Further rural proofing is required, supported by realism in what can be achieved in rural areas.  See above comments.

 

However, overall, Active Travel as a concept is fit for purpose.  The definition should remain as walking, cycling or wheeling for a purpose (e.g. commuting, school travel, shopping) rather than leisure.  Success will require continuation of current policy and certainty of funding (capital and revenue) together with a communications campaign to support behaviour change.

The extent to which local authorities are prioritising Active Travel and related investment, capacity constraints, and potential impacts from an increased emphasis on regional transport planning.

 

Clarity and realism is needed about priorities.  If everything is a priority, nothing is a priority. 

At present, Local Authorities re working towards addressing the Climate Emergency, Nature Emergency and Housing Crisis (with a Cabinet Secretary letter requiring Planning Authorities to prioritise affordable housing delivery).

The developing role of Transport for Wales as part of the delivery arrangements for

Active Travel.

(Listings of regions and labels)

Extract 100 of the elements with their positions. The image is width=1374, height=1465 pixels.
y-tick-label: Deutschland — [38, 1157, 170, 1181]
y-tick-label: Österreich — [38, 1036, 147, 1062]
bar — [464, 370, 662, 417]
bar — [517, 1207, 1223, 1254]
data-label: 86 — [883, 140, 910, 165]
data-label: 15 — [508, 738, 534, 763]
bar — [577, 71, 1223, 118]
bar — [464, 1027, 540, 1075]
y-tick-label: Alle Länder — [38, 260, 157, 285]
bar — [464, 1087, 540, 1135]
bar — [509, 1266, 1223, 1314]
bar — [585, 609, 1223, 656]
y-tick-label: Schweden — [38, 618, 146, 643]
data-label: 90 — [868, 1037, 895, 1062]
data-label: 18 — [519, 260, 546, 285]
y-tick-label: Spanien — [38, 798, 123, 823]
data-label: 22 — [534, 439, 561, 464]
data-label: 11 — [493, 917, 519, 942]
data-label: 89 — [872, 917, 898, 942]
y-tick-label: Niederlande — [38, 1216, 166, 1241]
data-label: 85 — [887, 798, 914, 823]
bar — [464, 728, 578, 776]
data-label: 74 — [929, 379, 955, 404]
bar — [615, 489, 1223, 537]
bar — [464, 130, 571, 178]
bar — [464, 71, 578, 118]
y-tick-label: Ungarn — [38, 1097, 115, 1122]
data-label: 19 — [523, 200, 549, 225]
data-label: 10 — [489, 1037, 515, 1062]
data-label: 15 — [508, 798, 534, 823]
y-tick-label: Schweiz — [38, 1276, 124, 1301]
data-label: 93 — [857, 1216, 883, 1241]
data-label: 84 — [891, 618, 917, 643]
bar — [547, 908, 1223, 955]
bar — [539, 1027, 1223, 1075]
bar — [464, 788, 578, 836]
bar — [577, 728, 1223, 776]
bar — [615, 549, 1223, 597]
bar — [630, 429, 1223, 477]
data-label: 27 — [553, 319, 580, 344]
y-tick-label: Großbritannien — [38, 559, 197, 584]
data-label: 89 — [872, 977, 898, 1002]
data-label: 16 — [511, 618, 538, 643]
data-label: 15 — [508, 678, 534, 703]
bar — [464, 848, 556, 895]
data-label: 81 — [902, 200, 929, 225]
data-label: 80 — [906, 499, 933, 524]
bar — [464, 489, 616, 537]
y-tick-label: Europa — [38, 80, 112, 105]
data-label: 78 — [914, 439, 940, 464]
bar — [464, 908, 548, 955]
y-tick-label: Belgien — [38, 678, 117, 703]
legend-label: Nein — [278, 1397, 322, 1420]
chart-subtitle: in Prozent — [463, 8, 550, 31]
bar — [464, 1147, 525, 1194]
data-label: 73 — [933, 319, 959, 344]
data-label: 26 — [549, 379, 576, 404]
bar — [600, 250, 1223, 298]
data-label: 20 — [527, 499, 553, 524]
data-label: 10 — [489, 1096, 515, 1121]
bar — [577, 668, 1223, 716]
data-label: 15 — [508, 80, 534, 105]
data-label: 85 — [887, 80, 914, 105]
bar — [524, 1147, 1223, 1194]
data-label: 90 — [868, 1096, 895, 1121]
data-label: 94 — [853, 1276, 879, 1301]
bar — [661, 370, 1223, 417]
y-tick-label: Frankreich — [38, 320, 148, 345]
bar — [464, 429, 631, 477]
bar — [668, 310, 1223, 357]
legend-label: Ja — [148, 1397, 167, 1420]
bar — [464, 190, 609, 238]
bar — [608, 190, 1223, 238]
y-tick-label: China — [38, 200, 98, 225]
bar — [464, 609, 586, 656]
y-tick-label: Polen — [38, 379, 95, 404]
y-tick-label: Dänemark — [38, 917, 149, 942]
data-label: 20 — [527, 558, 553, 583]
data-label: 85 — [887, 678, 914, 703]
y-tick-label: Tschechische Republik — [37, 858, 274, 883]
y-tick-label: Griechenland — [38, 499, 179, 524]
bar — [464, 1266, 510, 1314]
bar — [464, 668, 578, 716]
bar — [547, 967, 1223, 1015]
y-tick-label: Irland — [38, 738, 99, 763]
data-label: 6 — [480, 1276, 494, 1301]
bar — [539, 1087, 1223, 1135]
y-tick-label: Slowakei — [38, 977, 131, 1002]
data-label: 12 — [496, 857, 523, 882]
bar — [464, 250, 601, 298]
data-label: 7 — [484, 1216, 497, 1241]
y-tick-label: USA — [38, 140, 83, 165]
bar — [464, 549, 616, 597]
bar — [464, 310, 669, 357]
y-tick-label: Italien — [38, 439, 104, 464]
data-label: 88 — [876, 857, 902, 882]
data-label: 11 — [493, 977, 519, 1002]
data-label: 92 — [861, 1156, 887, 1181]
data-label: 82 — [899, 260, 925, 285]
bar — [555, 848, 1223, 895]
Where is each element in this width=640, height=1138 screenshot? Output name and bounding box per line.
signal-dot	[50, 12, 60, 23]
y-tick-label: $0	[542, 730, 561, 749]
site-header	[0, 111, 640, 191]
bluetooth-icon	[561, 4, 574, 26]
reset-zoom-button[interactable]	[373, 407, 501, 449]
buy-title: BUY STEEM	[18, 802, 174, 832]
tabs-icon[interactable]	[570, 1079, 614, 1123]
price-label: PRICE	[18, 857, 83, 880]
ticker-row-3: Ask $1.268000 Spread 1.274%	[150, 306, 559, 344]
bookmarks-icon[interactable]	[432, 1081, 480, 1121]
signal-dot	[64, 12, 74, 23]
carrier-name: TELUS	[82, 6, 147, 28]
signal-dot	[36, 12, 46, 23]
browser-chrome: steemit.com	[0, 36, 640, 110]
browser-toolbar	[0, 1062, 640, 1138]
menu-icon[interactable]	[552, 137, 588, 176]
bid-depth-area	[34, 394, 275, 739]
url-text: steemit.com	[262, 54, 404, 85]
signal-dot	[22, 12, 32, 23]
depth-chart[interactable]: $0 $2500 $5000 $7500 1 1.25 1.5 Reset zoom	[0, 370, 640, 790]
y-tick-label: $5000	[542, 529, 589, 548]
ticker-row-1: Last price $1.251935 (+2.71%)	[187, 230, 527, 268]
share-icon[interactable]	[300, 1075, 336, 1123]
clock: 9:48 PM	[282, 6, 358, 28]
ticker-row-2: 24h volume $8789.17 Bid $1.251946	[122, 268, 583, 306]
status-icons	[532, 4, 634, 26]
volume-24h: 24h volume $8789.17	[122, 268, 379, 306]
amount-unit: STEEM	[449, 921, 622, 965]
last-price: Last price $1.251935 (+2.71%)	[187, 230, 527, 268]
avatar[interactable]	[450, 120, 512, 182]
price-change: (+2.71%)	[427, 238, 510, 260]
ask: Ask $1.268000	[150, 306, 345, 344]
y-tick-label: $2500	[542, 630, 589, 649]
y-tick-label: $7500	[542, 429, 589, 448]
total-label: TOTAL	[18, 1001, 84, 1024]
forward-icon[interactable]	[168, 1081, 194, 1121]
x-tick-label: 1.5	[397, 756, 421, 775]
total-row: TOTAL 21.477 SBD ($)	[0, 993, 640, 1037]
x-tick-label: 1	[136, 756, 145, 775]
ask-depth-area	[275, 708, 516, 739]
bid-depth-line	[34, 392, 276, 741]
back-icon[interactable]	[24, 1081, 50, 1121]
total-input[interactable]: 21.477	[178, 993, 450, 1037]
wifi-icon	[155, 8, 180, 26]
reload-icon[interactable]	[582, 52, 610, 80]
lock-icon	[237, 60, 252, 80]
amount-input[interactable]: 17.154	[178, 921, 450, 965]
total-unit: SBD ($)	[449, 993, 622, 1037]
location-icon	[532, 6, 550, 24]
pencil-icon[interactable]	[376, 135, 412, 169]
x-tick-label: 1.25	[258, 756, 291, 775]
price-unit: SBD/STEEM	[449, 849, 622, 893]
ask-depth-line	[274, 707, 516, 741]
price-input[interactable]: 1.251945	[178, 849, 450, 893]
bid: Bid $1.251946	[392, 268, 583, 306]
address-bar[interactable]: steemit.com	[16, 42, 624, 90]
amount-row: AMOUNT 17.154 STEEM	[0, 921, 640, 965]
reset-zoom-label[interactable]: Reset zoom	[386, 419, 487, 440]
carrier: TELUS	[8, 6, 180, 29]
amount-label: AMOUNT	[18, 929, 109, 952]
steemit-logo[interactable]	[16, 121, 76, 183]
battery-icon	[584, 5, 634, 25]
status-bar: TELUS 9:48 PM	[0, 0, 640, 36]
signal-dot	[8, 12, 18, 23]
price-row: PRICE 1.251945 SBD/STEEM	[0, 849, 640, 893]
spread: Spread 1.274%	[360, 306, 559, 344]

WHAT NEEDS TO BE DONE: Quote the passage of the text on Active Travel that opens with the words containing "However, overall, Active" and closes with "is a priority.". These rows have no connection to the text on Active Travel.

RESPONSE BELOW:
However, overall, Active Travel as a concept is fit for purpose.  The definition should remain as walking, cycling or wheeling for a purpose (e.g. commuting, school travel, shopping) rather than leisure.  Success will require continuation of current policy and certainty of funding (capital and revenue) together with a communications campaign to support behaviour change.

The extent to which local authorities are prioritising Active Travel and related investment, capacity constraints, and potential impacts from an increased emphasis on regional transport planning.

 

Clarity and realism is needed about priorities.  If everything is a priority, nothing is a priority.